= Given task =
Give only a count of the lines that include the string "text".

= Entries supplied =
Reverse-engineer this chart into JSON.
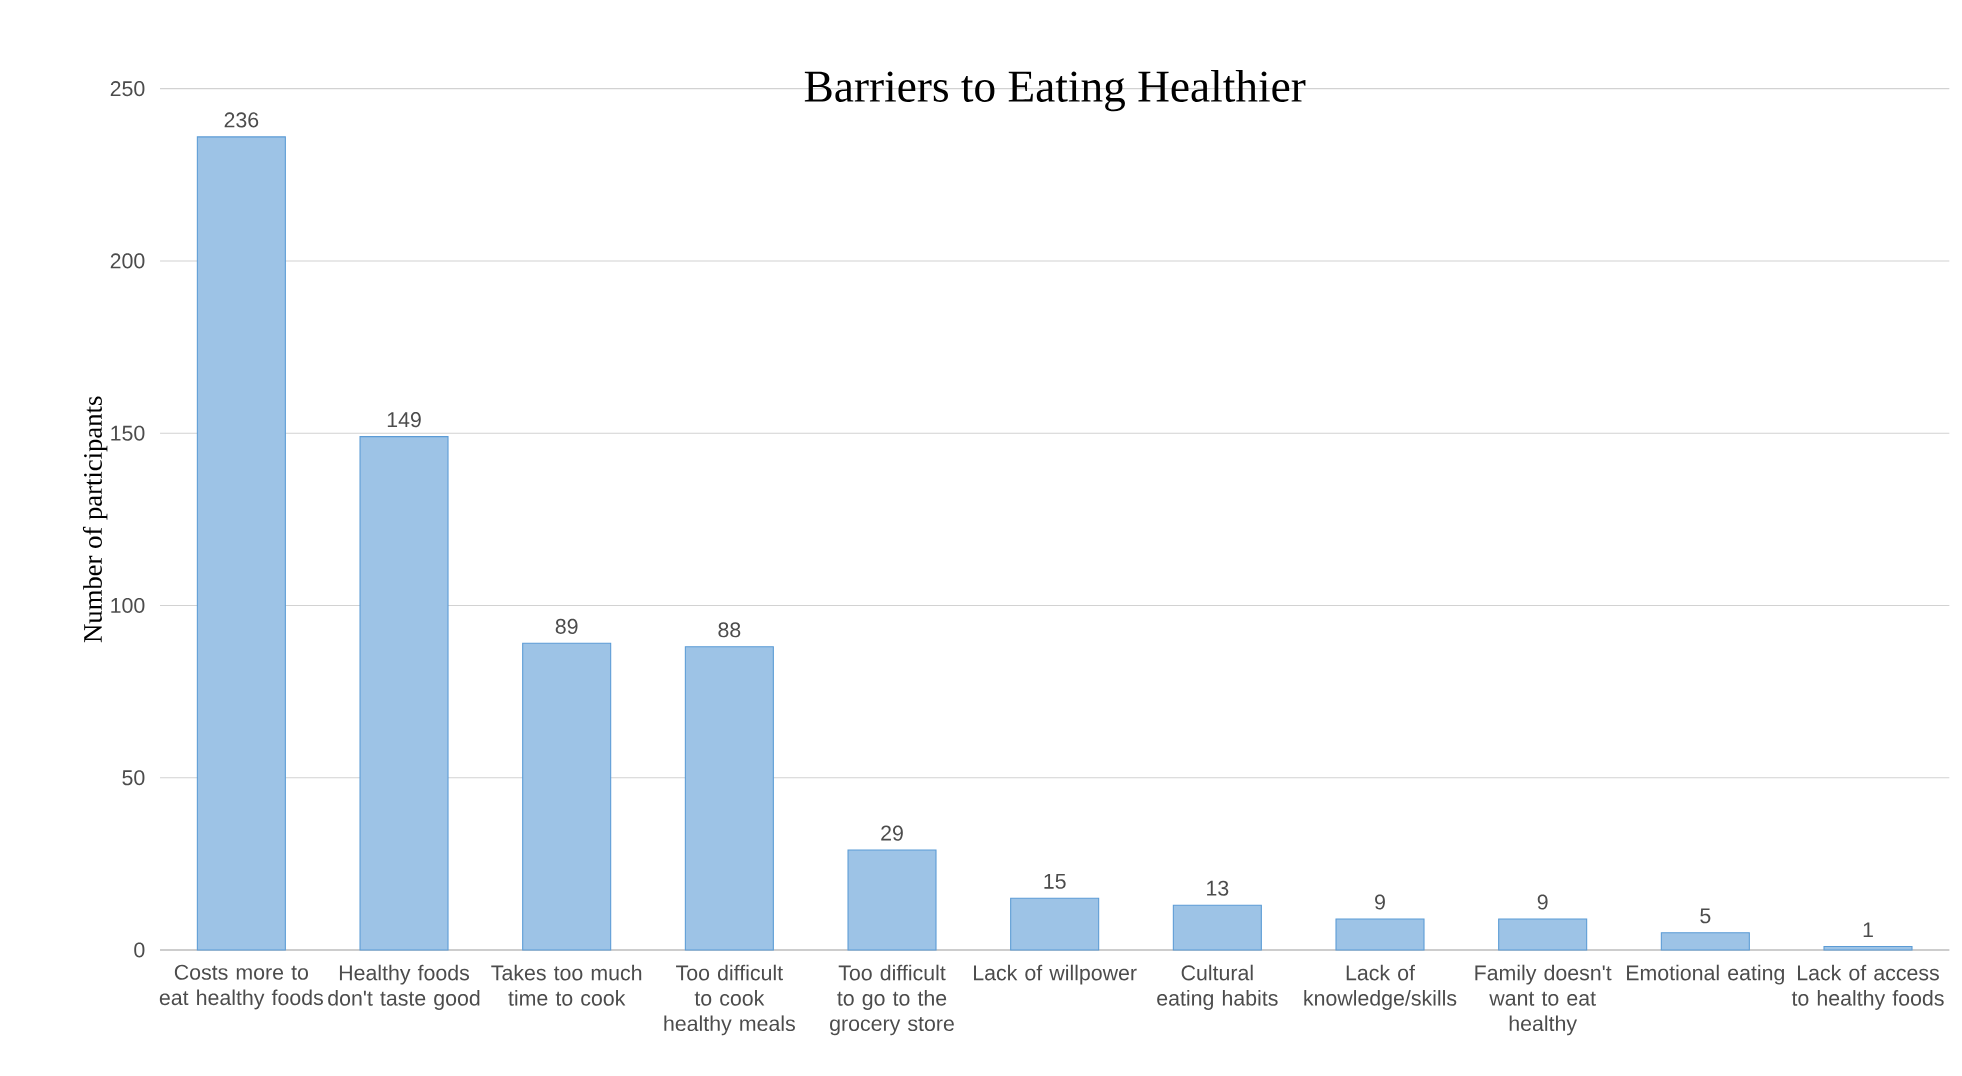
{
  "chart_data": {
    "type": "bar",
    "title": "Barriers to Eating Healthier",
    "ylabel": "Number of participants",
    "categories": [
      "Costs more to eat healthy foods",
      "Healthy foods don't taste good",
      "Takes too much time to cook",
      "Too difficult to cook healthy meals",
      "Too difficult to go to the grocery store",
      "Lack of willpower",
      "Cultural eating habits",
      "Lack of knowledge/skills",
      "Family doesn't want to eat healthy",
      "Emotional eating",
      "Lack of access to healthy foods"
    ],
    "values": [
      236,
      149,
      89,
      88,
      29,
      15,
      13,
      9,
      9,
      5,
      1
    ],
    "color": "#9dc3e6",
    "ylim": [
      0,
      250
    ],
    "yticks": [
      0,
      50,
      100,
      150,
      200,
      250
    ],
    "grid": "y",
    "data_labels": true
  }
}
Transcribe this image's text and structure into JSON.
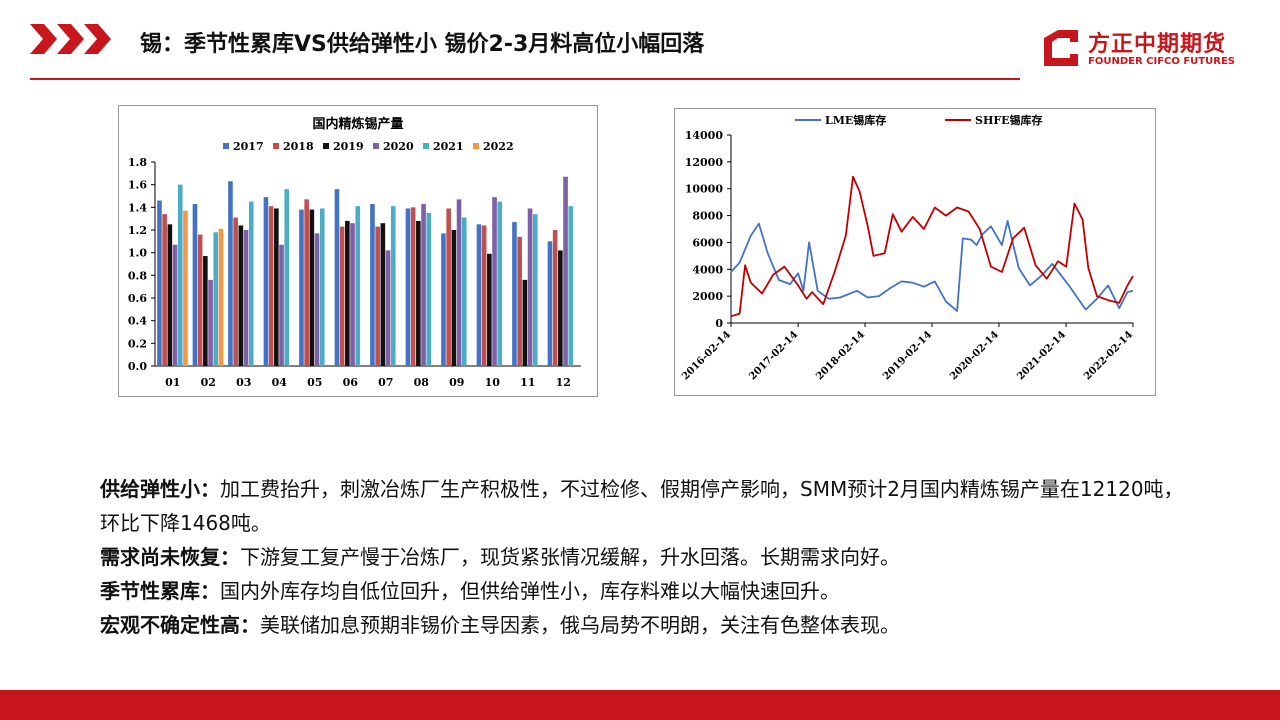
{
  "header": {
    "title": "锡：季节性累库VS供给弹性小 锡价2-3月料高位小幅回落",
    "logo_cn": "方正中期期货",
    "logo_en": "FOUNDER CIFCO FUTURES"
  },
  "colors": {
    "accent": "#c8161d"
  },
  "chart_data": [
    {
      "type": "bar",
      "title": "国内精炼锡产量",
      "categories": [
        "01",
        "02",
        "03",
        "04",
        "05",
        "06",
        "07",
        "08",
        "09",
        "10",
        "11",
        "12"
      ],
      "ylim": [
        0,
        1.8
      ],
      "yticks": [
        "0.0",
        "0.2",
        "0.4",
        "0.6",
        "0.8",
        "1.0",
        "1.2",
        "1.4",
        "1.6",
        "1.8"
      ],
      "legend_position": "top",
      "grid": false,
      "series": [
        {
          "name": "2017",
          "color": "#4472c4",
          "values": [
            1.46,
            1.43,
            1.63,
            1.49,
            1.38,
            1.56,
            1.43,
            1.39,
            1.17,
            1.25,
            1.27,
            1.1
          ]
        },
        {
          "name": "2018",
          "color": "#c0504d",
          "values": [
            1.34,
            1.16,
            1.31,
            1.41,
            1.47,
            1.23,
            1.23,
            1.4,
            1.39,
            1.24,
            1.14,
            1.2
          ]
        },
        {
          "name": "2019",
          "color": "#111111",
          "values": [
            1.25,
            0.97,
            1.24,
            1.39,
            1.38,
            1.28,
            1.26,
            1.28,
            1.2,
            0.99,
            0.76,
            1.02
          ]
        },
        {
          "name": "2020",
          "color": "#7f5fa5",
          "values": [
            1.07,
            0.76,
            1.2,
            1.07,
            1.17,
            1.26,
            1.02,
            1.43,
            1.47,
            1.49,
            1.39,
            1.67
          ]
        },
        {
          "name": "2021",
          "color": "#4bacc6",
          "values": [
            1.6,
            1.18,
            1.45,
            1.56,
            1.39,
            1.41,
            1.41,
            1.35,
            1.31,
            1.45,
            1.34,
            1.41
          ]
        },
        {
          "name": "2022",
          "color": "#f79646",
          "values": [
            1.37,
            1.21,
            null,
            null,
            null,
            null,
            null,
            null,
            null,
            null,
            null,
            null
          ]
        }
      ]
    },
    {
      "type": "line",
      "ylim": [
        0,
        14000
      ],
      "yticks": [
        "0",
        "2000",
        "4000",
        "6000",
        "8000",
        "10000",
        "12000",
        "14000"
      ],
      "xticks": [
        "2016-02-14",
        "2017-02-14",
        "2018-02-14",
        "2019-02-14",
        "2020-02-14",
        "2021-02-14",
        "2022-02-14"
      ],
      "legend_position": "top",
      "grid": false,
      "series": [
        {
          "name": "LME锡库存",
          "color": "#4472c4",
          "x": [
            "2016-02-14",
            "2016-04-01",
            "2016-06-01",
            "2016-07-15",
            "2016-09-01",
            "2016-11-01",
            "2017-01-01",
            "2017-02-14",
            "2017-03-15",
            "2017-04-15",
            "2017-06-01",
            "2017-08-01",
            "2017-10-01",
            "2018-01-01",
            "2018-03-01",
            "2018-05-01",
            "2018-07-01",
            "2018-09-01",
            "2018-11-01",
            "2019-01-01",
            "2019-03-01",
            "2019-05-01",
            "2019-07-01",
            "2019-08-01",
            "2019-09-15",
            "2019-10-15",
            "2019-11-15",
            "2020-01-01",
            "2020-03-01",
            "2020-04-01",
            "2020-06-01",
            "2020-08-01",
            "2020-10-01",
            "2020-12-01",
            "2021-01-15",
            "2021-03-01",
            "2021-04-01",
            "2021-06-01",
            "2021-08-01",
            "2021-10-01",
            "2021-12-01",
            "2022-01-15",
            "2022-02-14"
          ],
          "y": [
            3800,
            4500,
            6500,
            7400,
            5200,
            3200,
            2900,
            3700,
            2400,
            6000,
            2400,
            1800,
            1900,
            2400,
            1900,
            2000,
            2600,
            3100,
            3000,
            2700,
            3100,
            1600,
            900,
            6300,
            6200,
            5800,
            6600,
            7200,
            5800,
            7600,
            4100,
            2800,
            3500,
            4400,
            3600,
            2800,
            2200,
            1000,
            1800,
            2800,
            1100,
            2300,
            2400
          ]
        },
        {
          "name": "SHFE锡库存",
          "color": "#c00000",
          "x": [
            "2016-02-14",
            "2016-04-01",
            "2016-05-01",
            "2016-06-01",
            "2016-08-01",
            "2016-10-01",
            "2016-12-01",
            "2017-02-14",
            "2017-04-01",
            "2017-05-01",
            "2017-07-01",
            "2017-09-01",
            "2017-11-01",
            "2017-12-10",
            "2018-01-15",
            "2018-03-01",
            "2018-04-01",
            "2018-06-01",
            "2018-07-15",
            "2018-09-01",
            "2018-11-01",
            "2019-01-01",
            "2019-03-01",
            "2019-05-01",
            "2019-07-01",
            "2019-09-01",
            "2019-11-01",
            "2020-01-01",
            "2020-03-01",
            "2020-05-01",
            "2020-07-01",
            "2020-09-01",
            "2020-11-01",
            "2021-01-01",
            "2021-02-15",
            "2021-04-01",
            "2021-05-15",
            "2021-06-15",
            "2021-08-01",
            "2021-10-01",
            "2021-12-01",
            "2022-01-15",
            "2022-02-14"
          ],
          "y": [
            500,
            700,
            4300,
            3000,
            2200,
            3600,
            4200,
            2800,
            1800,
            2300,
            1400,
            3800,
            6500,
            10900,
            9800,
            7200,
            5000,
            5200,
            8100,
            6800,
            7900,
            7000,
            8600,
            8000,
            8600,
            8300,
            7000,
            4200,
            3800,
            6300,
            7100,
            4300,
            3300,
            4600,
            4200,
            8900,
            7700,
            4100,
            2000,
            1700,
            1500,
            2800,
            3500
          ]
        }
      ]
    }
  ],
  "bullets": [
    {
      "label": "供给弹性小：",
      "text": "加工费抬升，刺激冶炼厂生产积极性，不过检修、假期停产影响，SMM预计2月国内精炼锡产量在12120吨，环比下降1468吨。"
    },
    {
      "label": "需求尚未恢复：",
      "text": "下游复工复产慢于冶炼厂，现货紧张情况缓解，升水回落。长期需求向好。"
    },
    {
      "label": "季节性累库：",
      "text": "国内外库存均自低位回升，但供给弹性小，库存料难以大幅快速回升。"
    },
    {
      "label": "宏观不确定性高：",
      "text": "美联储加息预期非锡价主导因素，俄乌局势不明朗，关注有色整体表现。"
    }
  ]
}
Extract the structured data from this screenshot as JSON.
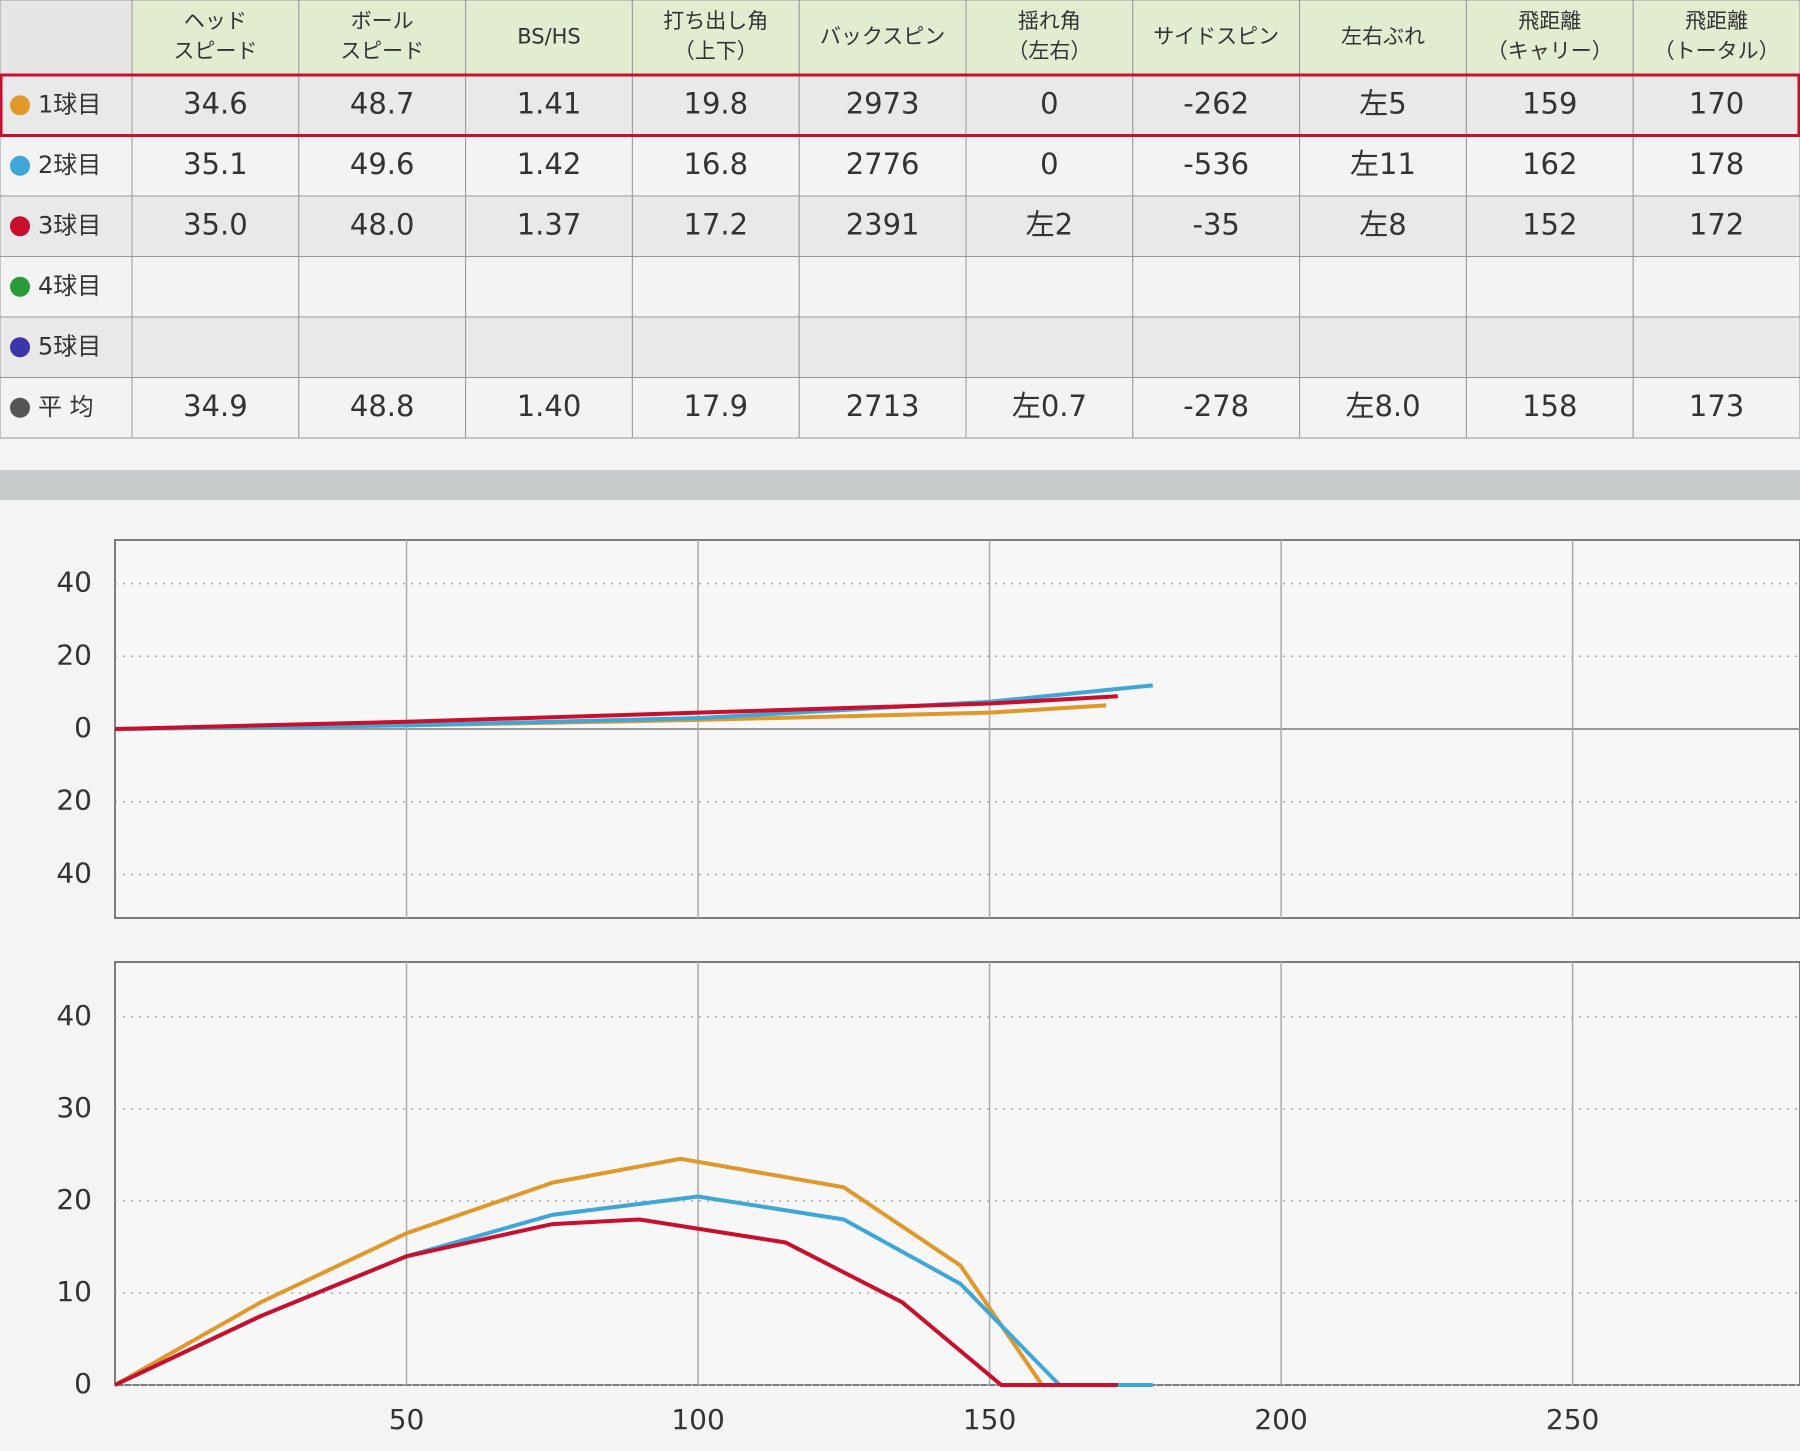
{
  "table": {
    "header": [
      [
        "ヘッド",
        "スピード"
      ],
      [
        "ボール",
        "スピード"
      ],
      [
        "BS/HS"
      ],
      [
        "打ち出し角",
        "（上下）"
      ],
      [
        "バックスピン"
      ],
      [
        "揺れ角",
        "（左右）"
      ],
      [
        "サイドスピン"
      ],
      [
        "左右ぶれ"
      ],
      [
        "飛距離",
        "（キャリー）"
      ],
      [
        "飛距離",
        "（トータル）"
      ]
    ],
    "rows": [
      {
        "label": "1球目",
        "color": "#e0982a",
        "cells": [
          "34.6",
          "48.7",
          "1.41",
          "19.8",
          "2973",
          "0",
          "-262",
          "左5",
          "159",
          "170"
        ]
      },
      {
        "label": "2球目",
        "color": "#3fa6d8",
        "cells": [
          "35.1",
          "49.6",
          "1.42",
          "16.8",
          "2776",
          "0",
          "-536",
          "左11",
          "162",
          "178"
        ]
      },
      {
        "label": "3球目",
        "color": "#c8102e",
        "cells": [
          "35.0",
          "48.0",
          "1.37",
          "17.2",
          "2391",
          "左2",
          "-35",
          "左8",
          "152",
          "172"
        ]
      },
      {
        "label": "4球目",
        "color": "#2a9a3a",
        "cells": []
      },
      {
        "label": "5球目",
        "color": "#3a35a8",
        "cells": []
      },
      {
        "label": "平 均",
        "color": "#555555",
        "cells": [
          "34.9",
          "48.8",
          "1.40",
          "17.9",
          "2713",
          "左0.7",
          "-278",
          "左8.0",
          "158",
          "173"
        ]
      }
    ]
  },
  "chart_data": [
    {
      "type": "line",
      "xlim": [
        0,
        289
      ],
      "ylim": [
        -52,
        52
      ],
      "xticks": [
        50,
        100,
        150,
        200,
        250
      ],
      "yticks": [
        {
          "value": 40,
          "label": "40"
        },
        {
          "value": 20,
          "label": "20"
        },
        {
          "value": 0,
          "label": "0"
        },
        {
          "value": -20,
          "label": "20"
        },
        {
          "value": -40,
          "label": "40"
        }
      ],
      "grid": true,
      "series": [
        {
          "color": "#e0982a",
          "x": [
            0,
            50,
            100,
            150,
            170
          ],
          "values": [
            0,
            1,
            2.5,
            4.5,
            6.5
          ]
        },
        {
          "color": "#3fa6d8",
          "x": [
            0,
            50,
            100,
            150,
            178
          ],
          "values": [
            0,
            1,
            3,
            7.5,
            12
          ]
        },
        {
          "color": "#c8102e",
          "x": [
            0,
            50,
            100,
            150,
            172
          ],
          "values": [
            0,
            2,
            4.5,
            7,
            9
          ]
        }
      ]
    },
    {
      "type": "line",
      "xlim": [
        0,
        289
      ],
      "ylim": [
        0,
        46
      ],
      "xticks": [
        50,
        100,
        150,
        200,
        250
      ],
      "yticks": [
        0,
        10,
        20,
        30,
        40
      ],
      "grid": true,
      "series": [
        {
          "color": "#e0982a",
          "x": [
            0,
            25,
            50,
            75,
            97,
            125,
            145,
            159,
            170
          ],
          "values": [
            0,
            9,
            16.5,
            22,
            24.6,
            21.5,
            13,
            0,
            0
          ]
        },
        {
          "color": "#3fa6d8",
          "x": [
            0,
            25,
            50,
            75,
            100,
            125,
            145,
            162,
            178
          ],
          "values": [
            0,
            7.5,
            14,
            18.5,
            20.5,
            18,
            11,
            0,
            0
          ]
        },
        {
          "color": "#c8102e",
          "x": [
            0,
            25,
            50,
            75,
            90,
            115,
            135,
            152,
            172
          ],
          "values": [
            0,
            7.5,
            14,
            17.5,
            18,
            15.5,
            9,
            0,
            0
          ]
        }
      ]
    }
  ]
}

= Solution for this task =
5